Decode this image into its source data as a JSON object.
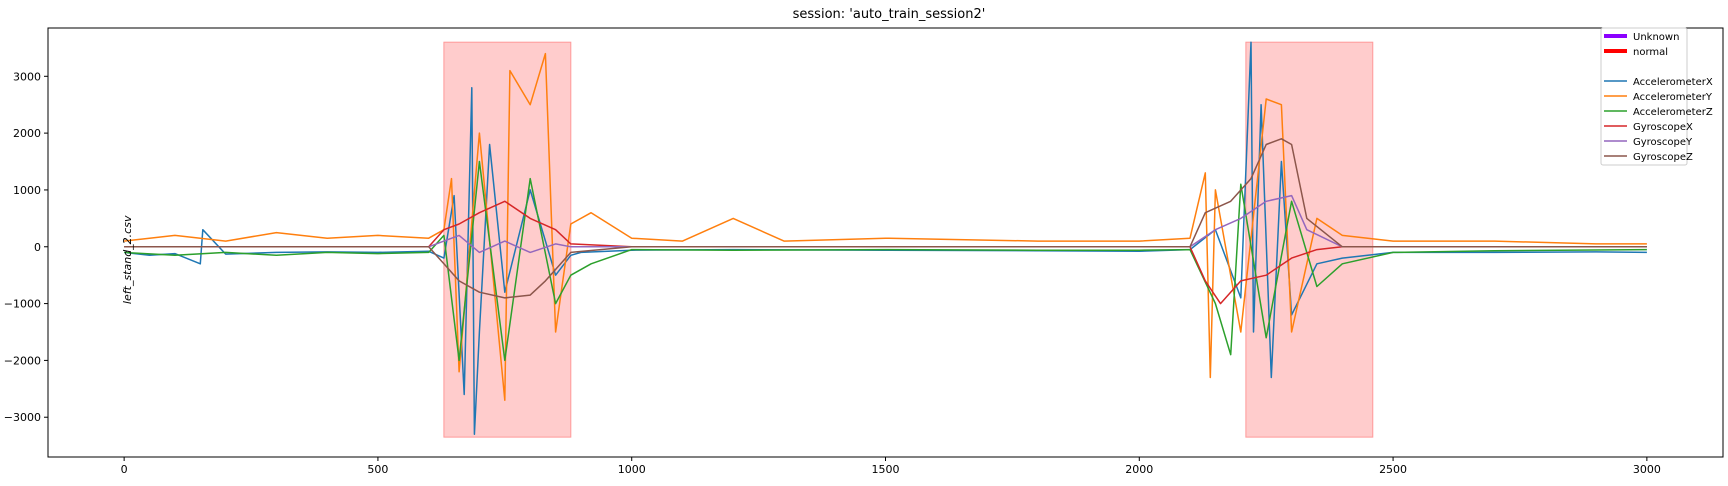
{
  "chart_data": {
    "type": "line",
    "title": "session: 'auto_train_session2'",
    "xlabel": "",
    "ylabel": "",
    "xlim": [
      -150,
      3150
    ],
    "ylim": [
      -3700,
      3850
    ],
    "grid": false,
    "legend_placement": "top-right",
    "x_ticks": [
      0,
      500,
      1000,
      1500,
      2000,
      2500,
      3000
    ],
    "y_ticks": [
      -3000,
      -2000,
      -1000,
      0,
      1000,
      2000,
      3000
    ],
    "y_tick_labels": [
      "−3000",
      "−2000",
      "−1000",
      "0",
      "1000",
      "2000",
      "3000"
    ],
    "annotations": [
      {
        "text": "left_stand_2.csv",
        "x": 0,
        "y": 550,
        "rotation": -90
      }
    ],
    "highlight_regions": [
      {
        "x_start": 630,
        "x_end": 880,
        "y_start": -3350,
        "y_end": 3600,
        "color": "#ff9999"
      },
      {
        "x_start": 2210,
        "x_end": 2460,
        "y_start": -3350,
        "y_end": 3600,
        "color": "#ff9999"
      }
    ],
    "label_legend": [
      {
        "name": "Unknown",
        "color": "#8b00ff"
      },
      {
        "name": "normal",
        "color": "#ff0000"
      }
    ],
    "series": [
      {
        "name": "AccelerometerX",
        "color": "#1f77b4",
        "x": [
          0,
          50,
          100,
          150,
          155,
          200,
          300,
          400,
          500,
          600,
          630,
          650,
          670,
          685,
          690,
          700,
          720,
          750,
          800,
          850,
          880,
          900,
          1000,
          1200,
          1500,
          1800,
          2000,
          2100,
          2150,
          2200,
          2220,
          2225,
          2240,
          2260,
          2280,
          2300,
          2350,
          2400,
          2500,
          2700,
          2900,
          3000
        ],
        "values": [
          -100,
          -150,
          -120,
          -300,
          300,
          -130,
          -100,
          -90,
          -100,
          -80,
          -200,
          900,
          -2600,
          2800,
          -3300,
          -1500,
          1800,
          -800,
          1000,
          -500,
          -150,
          -100,
          -60,
          -50,
          -60,
          -70,
          -80,
          -50,
          300,
          -900,
          3600,
          -1500,
          2500,
          -2300,
          1500,
          -1200,
          -300,
          -200,
          -100,
          -100,
          -90,
          -100
        ]
      },
      {
        "name": "AccelerometerY",
        "color": "#ff7f0e",
        "x": [
          0,
          50,
          100,
          200,
          300,
          400,
          500,
          600,
          630,
          645,
          660,
          700,
          750,
          760,
          800,
          830,
          850,
          880,
          920,
          1000,
          1100,
          1200,
          1300,
          1500,
          1800,
          2000,
          2100,
          2130,
          2140,
          2150,
          2200,
          2250,
          2280,
          2300,
          2350,
          2400,
          2500,
          2700,
          2900,
          3000
        ],
        "values": [
          100,
          150,
          200,
          100,
          250,
          150,
          200,
          150,
          300,
          1200,
          -2200,
          2000,
          -2700,
          3100,
          2500,
          3400,
          -1500,
          400,
          600,
          150,
          100,
          500,
          100,
          150,
          100,
          100,
          150,
          1300,
          -2300,
          1000,
          -1500,
          2600,
          2500,
          -1500,
          500,
          200,
          100,
          100,
          50,
          50
        ]
      },
      {
        "name": "AccelerometerZ",
        "color": "#2ca02c",
        "x": [
          0,
          100,
          200,
          300,
          400,
          500,
          600,
          630,
          660,
          700,
          750,
          800,
          850,
          880,
          920,
          1000,
          1200,
          1500,
          1800,
          2000,
          2100,
          2150,
          2180,
          2200,
          2250,
          2300,
          2350,
          2400,
          2500,
          2700,
          3000
        ],
        "values": [
          -100,
          -150,
          -100,
          -150,
          -100,
          -120,
          -100,
          200,
          -2000,
          1500,
          -2000,
          1200,
          -1000,
          -500,
          -300,
          -50,
          -60,
          -50,
          -60,
          -60,
          -50,
          -1000,
          -1900,
          1100,
          -1600,
          800,
          -700,
          -300,
          -100,
          -70,
          -50
        ]
      },
      {
        "name": "GyroscopeX",
        "color": "#d62728",
        "x": [
          0,
          300,
          600,
          630,
          660,
          700,
          750,
          800,
          850,
          880,
          1000,
          2100,
          2130,
          2160,
          2200,
          2250,
          2300,
          2350,
          2400,
          3000
        ],
        "values": [
          0,
          0,
          0,
          300,
          400,
          600,
          800,
          500,
          300,
          50,
          0,
          0,
          -600,
          -1000,
          -600,
          -500,
          -200,
          -50,
          0,
          0
        ]
      },
      {
        "name": "GyroscopeY",
        "color": "#9467bd",
        "x": [
          0,
          300,
          600,
          630,
          660,
          700,
          750,
          800,
          850,
          880,
          1000,
          2100,
          2150,
          2200,
          2250,
          2300,
          2330,
          2400,
          3000
        ],
        "values": [
          0,
          0,
          0,
          100,
          200,
          -100,
          100,
          -100,
          50,
          0,
          0,
          0,
          300,
          500,
          800,
          900,
          300,
          0,
          0
        ]
      },
      {
        "name": "GyroscopeZ",
        "color": "#8c564b",
        "x": [
          0,
          300,
          600,
          630,
          660,
          700,
          750,
          800,
          830,
          880,
          1000,
          2100,
          2130,
          2180,
          2220,
          2250,
          2280,
          2300,
          2330,
          2400,
          3000
        ],
        "values": [
          0,
          0,
          0,
          -300,
          -600,
          -800,
          -900,
          -850,
          -600,
          -100,
          0,
          0,
          600,
          800,
          1200,
          1800,
          1900,
          1800,
          500,
          0,
          0
        ]
      }
    ]
  }
}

> _EXERCISE OBJECTIVE_
Every line is to be duplicated exactly, though pictures stay out.

> _RESPONSE BELOW_
Decode this image into its source data as a JSON object.
{
  "chart_data": {
    "type": "line",
    "title": "session: 'auto_train_session2'",
    "xlabel": "",
    "ylabel": "",
    "xlim": [
      -150,
      3150
    ],
    "ylim": [
      -3700,
      3850
    ],
    "grid": false,
    "legend_placement": "top-right",
    "x_ticks": [
      0,
      500,
      1000,
      1500,
      2000,
      2500,
      3000
    ],
    "y_ticks": [
      -3000,
      -2000,
      -1000,
      0,
      1000,
      2000,
      3000
    ],
    "y_tick_labels": [
      "−3000",
      "−2000",
      "−1000",
      "0",
      "1000",
      "2000",
      "3000"
    ],
    "annotations": [
      {
        "text": "left_stand_2.csv",
        "x": 0,
        "y": 550,
        "rotation": -90
      }
    ],
    "highlight_regions": [
      {
        "x_start": 630,
        "x_end": 880,
        "y_start": -3350,
        "y_end": 3600,
        "color": "#ff9999"
      },
      {
        "x_start": 2210,
        "x_end": 2460,
        "y_start": -3350,
        "y_end": 3600,
        "color": "#ff9999"
      }
    ],
    "label_legend": [
      {
        "name": "Unknown",
        "color": "#8b00ff"
      },
      {
        "name": "normal",
        "color": "#ff0000"
      }
    ],
    "series": [
      {
        "name": "AccelerometerX",
        "color": "#1f77b4",
        "x": [
          0,
          50,
          100,
          150,
          155,
          200,
          300,
          400,
          500,
          600,
          630,
          650,
          670,
          685,
          690,
          700,
          720,
          750,
          800,
          850,
          880,
          900,
          1000,
          1200,
          1500,
          1800,
          2000,
          2100,
          2150,
          2200,
          2220,
          2225,
          2240,
          2260,
          2280,
          2300,
          2350,
          2400,
          2500,
          2700,
          2900,
          3000
        ],
        "values": [
          -100,
          -150,
          -120,
          -300,
          300,
          -130,
          -100,
          -90,
          -100,
          -80,
          -200,
          900,
          -2600,
          2800,
          -3300,
          -1500,
          1800,
          -800,
          1000,
          -500,
          -150,
          -100,
          -60,
          -50,
          -60,
          -70,
          -80,
          -50,
          300,
          -900,
          3600,
          -1500,
          2500,
          -2300,
          1500,
          -1200,
          -300,
          -200,
          -100,
          -100,
          -90,
          -100
        ]
      },
      {
        "name": "AccelerometerY",
        "color": "#ff7f0e",
        "x": [
          0,
          50,
          100,
          200,
          300,
          400,
          500,
          600,
          630,
          645,
          660,
          700,
          750,
          760,
          800,
          830,
          850,
          880,
          920,
          1000,
          1100,
          1200,
          1300,
          1500,
          1800,
          2000,
          2100,
          2130,
          2140,
          2150,
          2200,
          2250,
          2280,
          2300,
          2350,
          2400,
          2500,
          2700,
          2900,
          3000
        ],
        "values": [
          100,
          150,
          200,
          100,
          250,
          150,
          200,
          150,
          300,
          1200,
          -2200,
          2000,
          -2700,
          3100,
          2500,
          3400,
          -1500,
          400,
          600,
          150,
          100,
          500,
          100,
          150,
          100,
          100,
          150,
          1300,
          -2300,
          1000,
          -1500,
          2600,
          2500,
          -1500,
          500,
          200,
          100,
          100,
          50,
          50
        ]
      },
      {
        "name": "AccelerometerZ",
        "color": "#2ca02c",
        "x": [
          0,
          100,
          200,
          300,
          400,
          500,
          600,
          630,
          660,
          700,
          750,
          800,
          850,
          880,
          920,
          1000,
          1200,
          1500,
          1800,
          2000,
          2100,
          2150,
          2180,
          2200,
          2250,
          2300,
          2350,
          2400,
          2500,
          2700,
          3000
        ],
        "values": [
          -100,
          -150,
          -100,
          -150,
          -100,
          -120,
          -100,
          200,
          -2000,
          1500,
          -2000,
          1200,
          -1000,
          -500,
          -300,
          -50,
          -60,
          -50,
          -60,
          -60,
          -50,
          -1000,
          -1900,
          1100,
          -1600,
          800,
          -700,
          -300,
          -100,
          -70,
          -50
        ]
      },
      {
        "name": "GyroscopeX",
        "color": "#d62728",
        "x": [
          0,
          300,
          600,
          630,
          660,
          700,
          750,
          800,
          850,
          880,
          1000,
          2100,
          2130,
          2160,
          2200,
          2250,
          2300,
          2350,
          2400,
          3000
        ],
        "values": [
          0,
          0,
          0,
          300,
          400,
          600,
          800,
          500,
          300,
          50,
          0,
          0,
          -600,
          -1000,
          -600,
          -500,
          -200,
          -50,
          0,
          0
        ]
      },
      {
        "name": "GyroscopeY",
        "color": "#9467bd",
        "x": [
          0,
          300,
          600,
          630,
          660,
          700,
          750,
          800,
          850,
          880,
          1000,
          2100,
          2150,
          2200,
          2250,
          2300,
          2330,
          2400,
          3000
        ],
        "values": [
          0,
          0,
          0,
          100,
          200,
          -100,
          100,
          -100,
          50,
          0,
          0,
          0,
          300,
          500,
          800,
          900,
          300,
          0,
          0
        ]
      },
      {
        "name": "GyroscopeZ",
        "color": "#8c564b",
        "x": [
          0,
          300,
          600,
          630,
          660,
          700,
          750,
          800,
          830,
          880,
          1000,
          2100,
          2130,
          2180,
          2220,
          2250,
          2280,
          2300,
          2330,
          2400,
          3000
        ],
        "values": [
          0,
          0,
          0,
          -300,
          -600,
          -800,
          -900,
          -850,
          -600,
          -100,
          0,
          0,
          600,
          800,
          1200,
          1800,
          1900,
          1800,
          500,
          0,
          0
        ]
      }
    ]
  }
}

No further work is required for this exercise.